The exercise: Read through the data and report every line in which the word "name" occurs.

Excerpts from a figure dataset:
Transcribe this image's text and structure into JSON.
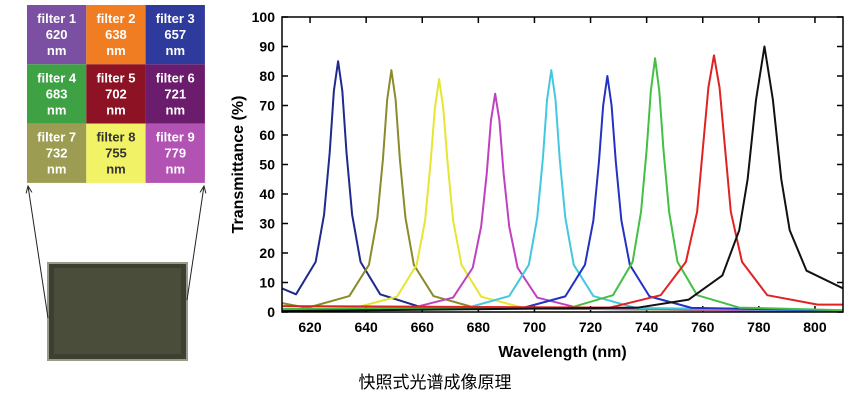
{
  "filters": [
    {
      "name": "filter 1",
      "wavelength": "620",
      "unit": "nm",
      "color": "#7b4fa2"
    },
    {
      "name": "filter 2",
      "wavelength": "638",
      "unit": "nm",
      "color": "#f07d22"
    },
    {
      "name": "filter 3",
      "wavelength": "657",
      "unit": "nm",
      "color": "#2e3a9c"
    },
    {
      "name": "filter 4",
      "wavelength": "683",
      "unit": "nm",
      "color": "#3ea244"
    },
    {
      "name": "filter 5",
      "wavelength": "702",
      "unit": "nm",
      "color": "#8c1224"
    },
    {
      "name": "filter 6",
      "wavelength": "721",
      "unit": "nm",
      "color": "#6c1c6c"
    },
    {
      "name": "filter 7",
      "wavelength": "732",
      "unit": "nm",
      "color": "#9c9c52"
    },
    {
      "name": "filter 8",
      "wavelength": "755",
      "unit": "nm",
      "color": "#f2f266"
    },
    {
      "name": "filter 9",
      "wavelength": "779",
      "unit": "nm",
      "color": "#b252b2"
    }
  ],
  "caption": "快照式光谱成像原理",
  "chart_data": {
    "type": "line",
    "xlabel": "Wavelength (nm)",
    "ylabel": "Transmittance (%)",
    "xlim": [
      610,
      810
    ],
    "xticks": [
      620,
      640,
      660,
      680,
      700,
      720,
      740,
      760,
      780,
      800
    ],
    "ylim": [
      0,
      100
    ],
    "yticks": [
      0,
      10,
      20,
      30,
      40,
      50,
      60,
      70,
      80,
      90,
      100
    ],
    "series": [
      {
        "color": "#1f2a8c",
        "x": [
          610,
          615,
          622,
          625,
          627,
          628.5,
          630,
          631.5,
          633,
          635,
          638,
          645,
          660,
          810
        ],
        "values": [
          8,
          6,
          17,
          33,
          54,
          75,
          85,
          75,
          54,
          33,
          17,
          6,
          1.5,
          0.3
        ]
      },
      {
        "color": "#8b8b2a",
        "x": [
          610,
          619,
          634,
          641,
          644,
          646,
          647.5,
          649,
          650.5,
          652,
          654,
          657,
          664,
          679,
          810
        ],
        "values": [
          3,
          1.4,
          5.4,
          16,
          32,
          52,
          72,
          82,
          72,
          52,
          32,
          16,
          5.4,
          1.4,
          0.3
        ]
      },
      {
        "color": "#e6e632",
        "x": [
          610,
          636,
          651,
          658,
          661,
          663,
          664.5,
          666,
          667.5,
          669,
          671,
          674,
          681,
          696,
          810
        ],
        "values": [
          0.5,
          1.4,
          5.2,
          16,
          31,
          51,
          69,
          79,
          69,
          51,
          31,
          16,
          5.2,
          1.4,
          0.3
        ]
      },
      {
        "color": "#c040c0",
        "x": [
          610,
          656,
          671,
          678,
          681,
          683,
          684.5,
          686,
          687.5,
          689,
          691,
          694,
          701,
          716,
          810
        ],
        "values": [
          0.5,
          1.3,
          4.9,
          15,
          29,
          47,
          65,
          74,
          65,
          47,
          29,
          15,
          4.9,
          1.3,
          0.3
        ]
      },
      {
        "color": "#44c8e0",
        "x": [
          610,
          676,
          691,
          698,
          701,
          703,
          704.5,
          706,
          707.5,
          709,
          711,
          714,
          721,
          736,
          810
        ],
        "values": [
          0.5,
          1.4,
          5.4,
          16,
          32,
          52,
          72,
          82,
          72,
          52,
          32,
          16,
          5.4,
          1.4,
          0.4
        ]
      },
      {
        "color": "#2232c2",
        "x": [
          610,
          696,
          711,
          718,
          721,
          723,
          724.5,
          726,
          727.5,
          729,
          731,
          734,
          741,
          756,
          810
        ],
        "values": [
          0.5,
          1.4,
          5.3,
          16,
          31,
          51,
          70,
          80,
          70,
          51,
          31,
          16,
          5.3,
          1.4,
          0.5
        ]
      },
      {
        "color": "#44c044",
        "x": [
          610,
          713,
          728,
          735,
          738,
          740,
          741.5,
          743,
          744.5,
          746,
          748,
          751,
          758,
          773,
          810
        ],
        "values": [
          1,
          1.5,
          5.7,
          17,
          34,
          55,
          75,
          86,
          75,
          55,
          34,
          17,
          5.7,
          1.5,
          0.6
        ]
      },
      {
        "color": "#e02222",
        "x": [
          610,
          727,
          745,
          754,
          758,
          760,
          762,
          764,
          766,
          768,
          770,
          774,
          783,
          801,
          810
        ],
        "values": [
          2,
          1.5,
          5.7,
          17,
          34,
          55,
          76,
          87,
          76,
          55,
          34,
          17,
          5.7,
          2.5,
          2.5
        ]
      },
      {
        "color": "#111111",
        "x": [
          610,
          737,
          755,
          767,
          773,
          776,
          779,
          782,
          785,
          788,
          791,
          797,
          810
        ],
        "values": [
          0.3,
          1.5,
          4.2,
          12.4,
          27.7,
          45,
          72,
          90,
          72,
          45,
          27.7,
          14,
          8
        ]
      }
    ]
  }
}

* * *

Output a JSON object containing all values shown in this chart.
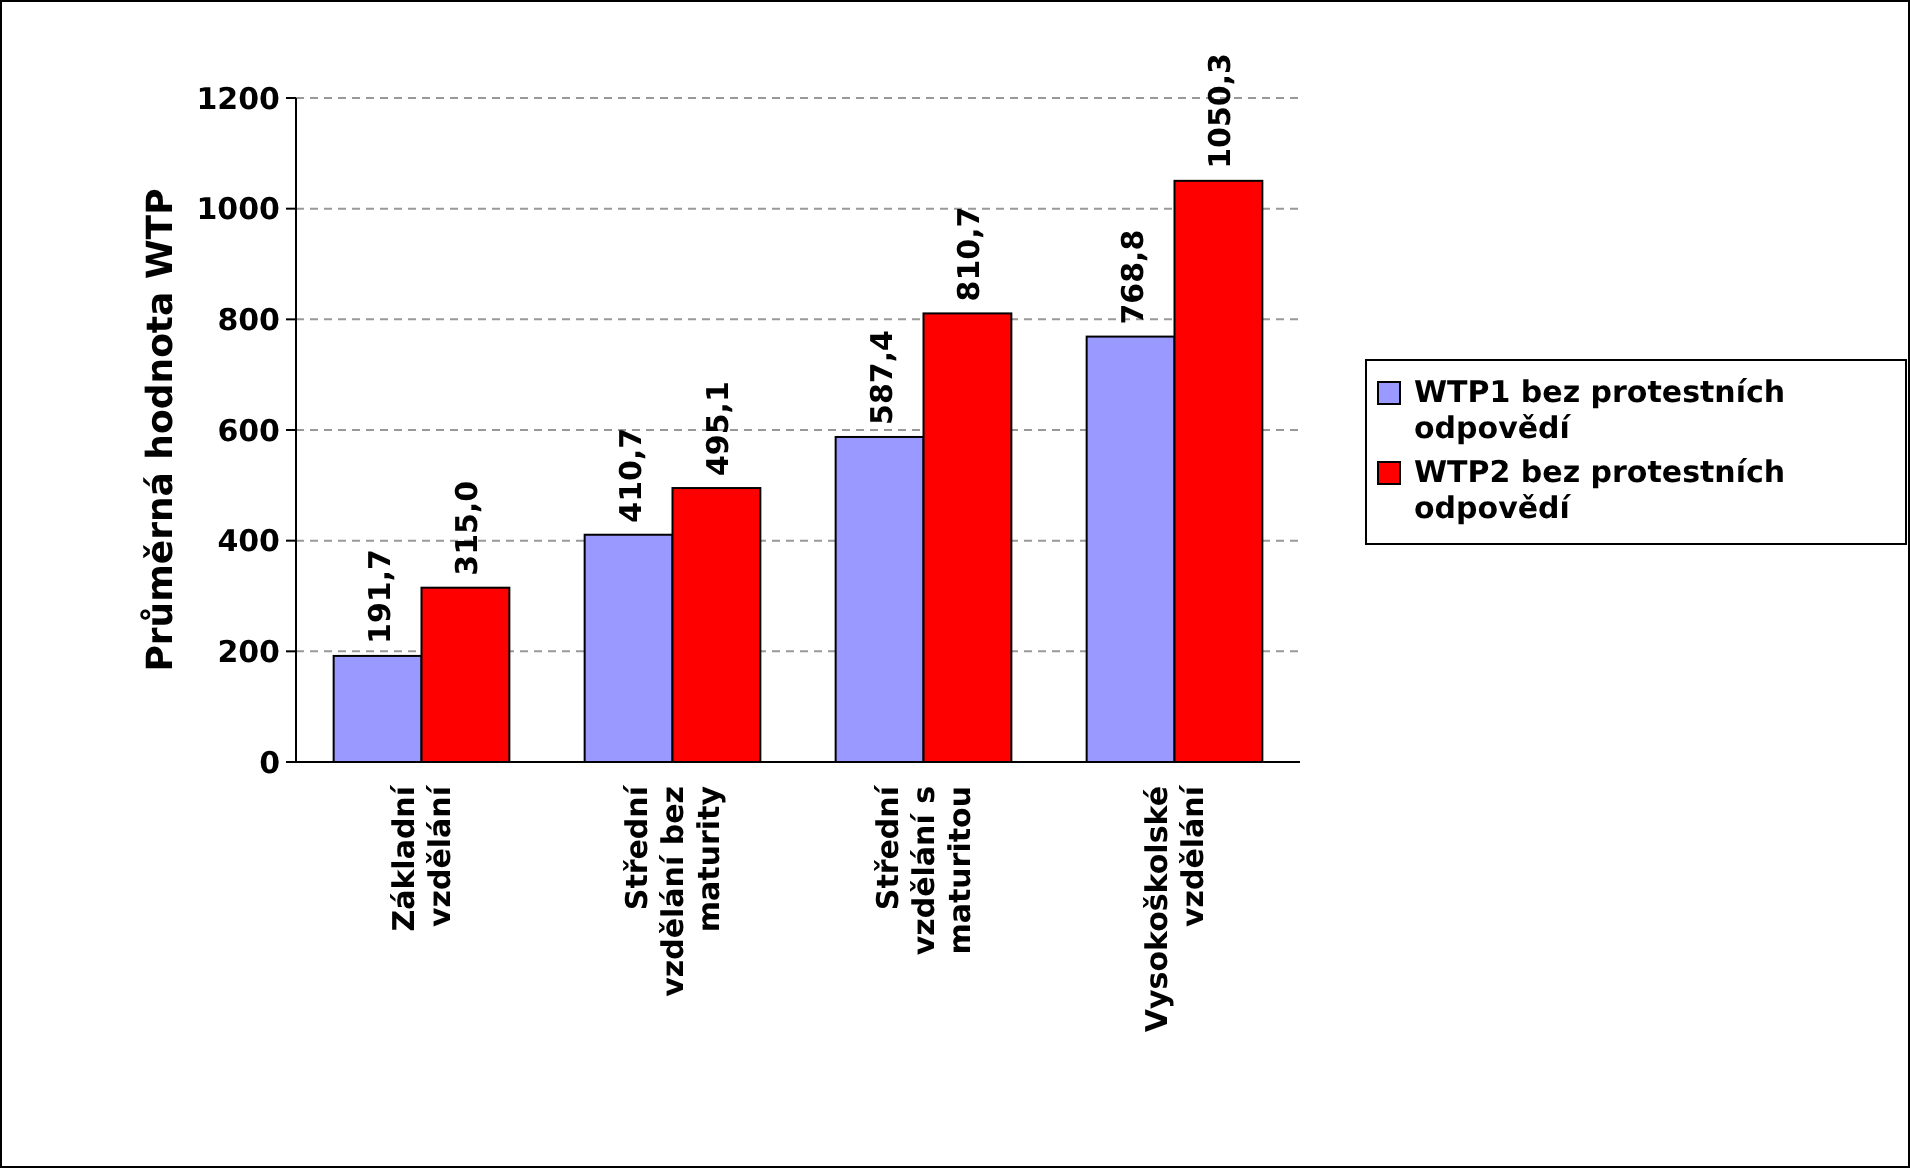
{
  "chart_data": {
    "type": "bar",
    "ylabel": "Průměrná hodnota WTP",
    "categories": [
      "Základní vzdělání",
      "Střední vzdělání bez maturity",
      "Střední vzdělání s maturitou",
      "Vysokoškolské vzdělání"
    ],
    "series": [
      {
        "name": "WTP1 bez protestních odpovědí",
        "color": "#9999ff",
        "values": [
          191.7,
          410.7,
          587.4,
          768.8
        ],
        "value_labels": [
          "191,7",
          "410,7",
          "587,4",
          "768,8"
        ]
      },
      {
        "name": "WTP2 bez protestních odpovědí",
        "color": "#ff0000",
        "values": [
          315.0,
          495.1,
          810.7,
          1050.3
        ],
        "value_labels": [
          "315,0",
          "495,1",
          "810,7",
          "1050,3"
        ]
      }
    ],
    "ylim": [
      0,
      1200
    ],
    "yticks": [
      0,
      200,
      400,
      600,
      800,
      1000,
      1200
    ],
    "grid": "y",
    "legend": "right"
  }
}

* * *

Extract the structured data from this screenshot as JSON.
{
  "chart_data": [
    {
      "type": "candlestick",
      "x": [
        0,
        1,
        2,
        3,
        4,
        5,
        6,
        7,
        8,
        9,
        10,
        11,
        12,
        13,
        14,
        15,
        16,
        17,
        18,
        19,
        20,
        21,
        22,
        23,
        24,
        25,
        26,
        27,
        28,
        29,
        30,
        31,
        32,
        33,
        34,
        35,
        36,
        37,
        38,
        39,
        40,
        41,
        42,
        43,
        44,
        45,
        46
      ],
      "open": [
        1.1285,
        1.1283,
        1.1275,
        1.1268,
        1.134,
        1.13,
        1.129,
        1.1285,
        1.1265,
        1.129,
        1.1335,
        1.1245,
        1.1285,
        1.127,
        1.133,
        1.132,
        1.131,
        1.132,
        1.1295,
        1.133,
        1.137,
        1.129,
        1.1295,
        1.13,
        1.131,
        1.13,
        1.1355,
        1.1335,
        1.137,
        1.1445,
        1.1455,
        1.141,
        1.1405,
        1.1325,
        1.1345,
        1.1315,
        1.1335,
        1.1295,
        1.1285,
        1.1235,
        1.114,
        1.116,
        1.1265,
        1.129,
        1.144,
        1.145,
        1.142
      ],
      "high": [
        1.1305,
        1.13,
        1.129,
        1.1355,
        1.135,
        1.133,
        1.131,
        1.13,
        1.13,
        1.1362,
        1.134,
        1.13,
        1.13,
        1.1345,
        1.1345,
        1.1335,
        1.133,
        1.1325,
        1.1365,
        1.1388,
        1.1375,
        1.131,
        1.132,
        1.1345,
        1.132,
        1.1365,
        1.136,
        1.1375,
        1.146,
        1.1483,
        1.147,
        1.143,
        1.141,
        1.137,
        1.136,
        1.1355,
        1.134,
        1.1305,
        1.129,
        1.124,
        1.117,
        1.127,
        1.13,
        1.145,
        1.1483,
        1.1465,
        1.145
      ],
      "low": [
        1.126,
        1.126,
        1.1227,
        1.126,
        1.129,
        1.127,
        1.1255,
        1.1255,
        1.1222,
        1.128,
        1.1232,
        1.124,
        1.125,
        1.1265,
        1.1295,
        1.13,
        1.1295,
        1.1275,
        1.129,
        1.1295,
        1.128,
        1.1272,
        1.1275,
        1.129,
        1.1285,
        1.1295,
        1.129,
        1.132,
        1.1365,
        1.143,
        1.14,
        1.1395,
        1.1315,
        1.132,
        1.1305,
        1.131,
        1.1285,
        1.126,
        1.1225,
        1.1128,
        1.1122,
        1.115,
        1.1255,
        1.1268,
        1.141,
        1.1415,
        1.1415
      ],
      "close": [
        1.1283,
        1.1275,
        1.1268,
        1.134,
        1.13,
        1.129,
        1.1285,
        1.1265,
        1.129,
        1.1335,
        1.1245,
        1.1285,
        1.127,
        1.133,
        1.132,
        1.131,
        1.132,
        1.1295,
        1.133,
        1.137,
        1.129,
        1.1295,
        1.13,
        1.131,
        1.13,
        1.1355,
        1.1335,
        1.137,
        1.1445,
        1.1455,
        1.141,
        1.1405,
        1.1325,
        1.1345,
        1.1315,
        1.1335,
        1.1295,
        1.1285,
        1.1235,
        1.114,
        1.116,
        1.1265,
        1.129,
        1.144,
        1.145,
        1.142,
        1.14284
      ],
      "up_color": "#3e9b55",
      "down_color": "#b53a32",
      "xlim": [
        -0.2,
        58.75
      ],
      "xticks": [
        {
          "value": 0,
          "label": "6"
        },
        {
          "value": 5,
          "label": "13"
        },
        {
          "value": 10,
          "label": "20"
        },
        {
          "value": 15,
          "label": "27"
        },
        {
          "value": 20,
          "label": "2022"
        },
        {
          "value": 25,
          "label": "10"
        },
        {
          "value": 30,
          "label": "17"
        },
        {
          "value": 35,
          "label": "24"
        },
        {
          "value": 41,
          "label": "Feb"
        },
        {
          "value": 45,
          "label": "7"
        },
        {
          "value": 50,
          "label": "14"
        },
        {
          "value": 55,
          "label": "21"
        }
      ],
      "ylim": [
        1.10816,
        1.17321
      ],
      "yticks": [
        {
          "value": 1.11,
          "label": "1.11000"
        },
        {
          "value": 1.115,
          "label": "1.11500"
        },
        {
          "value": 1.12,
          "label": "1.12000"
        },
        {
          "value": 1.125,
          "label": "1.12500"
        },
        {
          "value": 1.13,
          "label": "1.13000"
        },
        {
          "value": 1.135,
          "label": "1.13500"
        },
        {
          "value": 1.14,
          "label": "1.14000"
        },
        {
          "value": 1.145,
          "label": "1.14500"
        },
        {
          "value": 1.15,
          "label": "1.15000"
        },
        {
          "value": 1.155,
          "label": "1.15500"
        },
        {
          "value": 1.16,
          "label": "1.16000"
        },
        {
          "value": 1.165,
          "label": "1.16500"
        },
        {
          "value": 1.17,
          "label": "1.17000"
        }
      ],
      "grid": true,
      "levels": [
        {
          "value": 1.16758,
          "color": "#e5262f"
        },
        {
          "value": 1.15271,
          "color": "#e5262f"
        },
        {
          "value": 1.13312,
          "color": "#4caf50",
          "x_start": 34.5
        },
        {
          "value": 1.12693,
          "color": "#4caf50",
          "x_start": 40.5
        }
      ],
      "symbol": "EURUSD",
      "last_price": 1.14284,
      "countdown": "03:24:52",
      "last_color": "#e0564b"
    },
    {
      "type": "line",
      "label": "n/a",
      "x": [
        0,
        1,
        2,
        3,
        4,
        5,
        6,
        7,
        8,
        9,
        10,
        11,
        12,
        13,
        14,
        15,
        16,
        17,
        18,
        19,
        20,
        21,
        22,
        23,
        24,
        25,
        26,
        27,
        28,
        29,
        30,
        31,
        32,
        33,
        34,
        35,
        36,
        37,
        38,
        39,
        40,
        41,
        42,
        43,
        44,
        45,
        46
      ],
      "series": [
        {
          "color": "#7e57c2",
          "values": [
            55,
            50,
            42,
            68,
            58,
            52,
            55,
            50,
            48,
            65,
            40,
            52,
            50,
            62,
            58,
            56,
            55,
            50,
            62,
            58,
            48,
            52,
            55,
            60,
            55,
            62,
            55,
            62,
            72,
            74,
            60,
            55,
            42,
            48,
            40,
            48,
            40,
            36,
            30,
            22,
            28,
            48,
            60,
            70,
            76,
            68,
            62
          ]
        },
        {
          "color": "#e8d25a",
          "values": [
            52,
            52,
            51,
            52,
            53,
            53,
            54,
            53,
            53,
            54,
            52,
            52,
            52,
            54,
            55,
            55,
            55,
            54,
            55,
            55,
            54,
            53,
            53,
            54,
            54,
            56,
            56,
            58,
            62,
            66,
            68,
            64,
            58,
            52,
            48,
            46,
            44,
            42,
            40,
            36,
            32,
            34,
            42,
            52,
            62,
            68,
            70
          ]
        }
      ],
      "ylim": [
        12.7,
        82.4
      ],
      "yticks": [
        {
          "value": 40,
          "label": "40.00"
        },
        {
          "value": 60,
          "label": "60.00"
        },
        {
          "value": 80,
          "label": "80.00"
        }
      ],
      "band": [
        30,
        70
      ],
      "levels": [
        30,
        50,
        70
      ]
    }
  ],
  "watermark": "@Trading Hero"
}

Answer to this exercise:
      "name": "filter 1",
      "name": "filter 2",
      "name": "filter 3",
      "name": "filter 4",
      "name": "filter 5",
      "name": "filter 6",
      "name": "filter 7",
      "name": "filter 8",
      "name": "filter 9",
        "name": "WTP1 bez protestních odpovědí",
        "name": "WTP2 bez protestních odpovědí",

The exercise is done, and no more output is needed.